▸ **AIM OF THE TASK**: Please print exactly the lines running from the one that contains "Convert this document image to plain text." to the end of the data, with both lines included.

▸ **DATA FOR THIS EXERCISE**:
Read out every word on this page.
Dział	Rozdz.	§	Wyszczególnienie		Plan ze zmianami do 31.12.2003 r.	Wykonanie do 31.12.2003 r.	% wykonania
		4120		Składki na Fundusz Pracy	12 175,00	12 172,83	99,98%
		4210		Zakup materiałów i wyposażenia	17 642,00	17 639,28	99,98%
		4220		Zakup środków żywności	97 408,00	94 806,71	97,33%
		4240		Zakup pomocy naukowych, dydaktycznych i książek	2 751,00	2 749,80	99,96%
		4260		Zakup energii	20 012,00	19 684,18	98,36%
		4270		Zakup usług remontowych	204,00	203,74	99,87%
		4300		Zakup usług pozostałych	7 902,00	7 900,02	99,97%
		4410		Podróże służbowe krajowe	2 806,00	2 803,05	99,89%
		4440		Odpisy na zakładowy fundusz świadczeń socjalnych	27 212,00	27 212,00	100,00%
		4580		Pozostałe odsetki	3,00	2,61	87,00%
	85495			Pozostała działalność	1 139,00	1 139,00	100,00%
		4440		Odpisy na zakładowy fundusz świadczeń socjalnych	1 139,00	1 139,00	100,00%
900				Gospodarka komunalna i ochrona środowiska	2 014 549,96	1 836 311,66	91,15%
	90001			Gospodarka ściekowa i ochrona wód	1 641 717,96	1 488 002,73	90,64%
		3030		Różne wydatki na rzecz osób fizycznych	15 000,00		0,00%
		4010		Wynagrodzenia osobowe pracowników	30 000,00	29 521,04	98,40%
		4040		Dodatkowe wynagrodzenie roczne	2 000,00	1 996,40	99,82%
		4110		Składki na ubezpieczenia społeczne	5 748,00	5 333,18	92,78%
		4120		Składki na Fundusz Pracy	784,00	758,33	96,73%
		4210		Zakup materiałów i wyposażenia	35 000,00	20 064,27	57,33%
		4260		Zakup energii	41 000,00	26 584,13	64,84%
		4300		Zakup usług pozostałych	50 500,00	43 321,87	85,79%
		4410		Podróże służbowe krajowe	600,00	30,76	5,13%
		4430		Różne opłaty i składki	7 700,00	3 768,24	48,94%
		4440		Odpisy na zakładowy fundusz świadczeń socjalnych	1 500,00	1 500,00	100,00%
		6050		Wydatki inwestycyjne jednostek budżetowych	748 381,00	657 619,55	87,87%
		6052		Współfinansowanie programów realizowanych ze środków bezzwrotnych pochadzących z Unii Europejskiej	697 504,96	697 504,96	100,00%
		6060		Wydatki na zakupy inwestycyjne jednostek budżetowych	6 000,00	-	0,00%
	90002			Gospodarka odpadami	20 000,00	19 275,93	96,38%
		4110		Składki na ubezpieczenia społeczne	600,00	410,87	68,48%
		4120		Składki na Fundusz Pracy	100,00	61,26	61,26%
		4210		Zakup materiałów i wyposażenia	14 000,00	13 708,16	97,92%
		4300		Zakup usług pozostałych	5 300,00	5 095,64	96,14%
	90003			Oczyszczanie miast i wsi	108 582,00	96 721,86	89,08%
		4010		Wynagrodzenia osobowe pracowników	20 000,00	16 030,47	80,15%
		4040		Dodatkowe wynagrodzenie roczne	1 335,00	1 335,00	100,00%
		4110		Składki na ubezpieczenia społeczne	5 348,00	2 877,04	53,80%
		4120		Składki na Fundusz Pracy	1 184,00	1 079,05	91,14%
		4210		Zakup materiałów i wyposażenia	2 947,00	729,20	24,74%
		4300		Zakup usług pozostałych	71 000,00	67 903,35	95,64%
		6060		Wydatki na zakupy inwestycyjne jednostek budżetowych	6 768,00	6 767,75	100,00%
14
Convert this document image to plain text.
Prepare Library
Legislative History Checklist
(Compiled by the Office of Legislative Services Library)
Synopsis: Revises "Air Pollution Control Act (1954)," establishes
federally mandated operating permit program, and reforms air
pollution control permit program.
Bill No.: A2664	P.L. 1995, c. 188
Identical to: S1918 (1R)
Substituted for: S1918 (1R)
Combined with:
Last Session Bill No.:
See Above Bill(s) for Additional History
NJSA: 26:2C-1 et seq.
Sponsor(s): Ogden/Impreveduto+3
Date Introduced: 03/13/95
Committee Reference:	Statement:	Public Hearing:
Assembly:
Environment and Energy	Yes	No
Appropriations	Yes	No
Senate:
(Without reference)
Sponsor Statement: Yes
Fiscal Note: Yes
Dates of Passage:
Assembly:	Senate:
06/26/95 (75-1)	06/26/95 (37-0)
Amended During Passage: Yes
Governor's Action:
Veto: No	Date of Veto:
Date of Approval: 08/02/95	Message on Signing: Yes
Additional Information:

▸ **TASK SOLUTION**:
Convert this document image to plain text.
Prepare Library
Legislative History Checklist
(Compiled by the Office of Legislative Services Library)
Synopsis: Revises "Air Pollution Control Act (1954)," establishes
federally mandated operating permit program, and reforms air
pollution control permit program.
Bill No.: A2664	P.L. 1995, c. 188
Identical to: S1918 (1R)
Substituted for: S1918 (1R)
Combined with:
Last Session Bill No.:
See Above Bill(s) for Additional History
NJSA: 26:2C-1 et seq.
Sponsor(s): Ogden/Impreveduto+3
Date Introduced: 03/13/95
Committee Reference:	Statement:	Public Hearing:
Assembly:
Environment and Energy	Yes	No
Appropriations	Yes	No
Senate:
(Without reference)
Sponsor Statement: Yes
Fiscal Note: Yes
Dates of Passage:
Assembly:	Senate:
06/26/95 (75-1)	06/26/95 (37-0)
Amended During Passage: Yes
Governor's Action:
Veto: No	Date of Veto:
Date of Approval: 08/02/95	Message on Signing: Yes
Additional Information:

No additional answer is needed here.